Records from a collection
◇ ◇ ◇ ◇ ◇ ◇ ◇

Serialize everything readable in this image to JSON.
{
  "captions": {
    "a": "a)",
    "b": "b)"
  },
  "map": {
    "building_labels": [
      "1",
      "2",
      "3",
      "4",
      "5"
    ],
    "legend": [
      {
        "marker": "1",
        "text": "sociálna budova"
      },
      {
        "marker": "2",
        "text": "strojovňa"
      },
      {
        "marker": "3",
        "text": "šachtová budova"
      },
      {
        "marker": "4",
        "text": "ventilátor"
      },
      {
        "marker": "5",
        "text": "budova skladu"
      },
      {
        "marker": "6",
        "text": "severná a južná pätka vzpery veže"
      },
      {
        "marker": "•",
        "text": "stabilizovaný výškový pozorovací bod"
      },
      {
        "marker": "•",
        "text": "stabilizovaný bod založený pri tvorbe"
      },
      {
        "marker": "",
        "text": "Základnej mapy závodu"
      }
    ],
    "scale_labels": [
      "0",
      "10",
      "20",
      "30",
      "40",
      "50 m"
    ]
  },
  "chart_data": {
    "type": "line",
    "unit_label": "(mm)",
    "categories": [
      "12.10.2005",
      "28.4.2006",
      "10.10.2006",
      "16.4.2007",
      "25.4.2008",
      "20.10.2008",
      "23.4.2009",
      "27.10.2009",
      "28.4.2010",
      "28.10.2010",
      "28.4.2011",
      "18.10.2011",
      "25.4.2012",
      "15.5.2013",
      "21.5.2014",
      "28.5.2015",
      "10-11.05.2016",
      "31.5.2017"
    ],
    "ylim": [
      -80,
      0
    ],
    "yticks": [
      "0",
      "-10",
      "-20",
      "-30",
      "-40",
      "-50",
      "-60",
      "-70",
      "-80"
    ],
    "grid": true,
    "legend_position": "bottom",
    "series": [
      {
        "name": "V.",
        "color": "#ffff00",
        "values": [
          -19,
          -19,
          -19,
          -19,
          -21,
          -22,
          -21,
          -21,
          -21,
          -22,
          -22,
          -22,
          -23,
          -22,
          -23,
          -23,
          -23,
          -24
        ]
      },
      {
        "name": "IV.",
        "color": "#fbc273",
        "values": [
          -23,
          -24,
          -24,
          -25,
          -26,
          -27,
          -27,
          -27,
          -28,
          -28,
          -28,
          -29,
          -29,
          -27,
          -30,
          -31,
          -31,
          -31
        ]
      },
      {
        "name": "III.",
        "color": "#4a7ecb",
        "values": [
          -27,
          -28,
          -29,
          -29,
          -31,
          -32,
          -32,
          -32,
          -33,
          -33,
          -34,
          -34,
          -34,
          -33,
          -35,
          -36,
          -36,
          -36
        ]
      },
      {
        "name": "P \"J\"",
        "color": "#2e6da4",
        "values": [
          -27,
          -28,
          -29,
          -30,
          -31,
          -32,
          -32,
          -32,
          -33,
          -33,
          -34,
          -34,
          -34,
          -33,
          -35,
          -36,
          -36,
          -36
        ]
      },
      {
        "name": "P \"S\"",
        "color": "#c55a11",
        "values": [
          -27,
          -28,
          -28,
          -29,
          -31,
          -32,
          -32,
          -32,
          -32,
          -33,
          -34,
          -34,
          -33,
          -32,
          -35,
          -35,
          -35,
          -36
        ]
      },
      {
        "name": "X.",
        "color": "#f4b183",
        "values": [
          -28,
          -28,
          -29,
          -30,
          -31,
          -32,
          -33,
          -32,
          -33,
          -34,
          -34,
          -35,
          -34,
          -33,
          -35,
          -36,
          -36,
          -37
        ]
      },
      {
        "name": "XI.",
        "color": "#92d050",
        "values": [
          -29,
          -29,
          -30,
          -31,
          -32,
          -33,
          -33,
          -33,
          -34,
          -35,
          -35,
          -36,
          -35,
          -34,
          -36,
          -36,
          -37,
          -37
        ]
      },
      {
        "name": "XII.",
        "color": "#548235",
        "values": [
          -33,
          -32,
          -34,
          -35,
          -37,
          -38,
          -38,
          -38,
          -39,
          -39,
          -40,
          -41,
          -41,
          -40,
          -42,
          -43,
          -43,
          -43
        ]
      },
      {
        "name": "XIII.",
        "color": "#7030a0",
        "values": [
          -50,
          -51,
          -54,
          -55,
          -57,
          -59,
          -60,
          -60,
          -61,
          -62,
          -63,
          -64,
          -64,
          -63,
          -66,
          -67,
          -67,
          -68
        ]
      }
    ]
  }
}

◇ ◇ ◇ ◇ ◇ ◇ ◇

Aim of the exercise
Exactly how many lines contain "color"? State the number and nothing else.

Task output
9